* Begin DATA TO USE *
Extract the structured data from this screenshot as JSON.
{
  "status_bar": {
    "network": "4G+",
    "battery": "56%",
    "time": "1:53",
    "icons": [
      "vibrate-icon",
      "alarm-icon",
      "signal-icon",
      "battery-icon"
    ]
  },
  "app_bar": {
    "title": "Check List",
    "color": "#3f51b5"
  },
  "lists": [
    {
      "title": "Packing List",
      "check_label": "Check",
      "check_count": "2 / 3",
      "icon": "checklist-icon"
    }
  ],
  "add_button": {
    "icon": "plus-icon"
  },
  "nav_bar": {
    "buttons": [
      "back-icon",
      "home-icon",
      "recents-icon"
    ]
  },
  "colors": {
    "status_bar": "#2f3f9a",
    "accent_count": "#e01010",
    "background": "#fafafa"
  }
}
* End DATA TO USE *
▶ WHAT IS REQUIRED:
Reproduce the material above without altering a single character.

▶ SOLVED PROBLEM:
Extract the structured data from this screenshot as JSON.
{
  "status_bar": {
    "network": "4G+",
    "battery": "56%",
    "time": "1:53",
    "icons": [
      "vibrate-icon",
      "alarm-icon",
      "signal-icon",
      "battery-icon"
    ]
  },
  "app_bar": {
    "title": "Check List",
    "color": "#3f51b5"
  },
  "lists": [
    {
      "title": "Packing List",
      "check_label": "Check",
      "check_count": "2 / 3",
      "icon": "checklist-icon"
    }
  ],
  "add_button": {
    "icon": "plus-icon"
  },
  "nav_bar": {
    "buttons": [
      "back-icon",
      "home-icon",
      "recents-icon"
    ]
  },
  "colors": {
    "status_bar": "#2f3f9a",
    "accent_count": "#e01010",
    "background": "#fafafa"
  }
}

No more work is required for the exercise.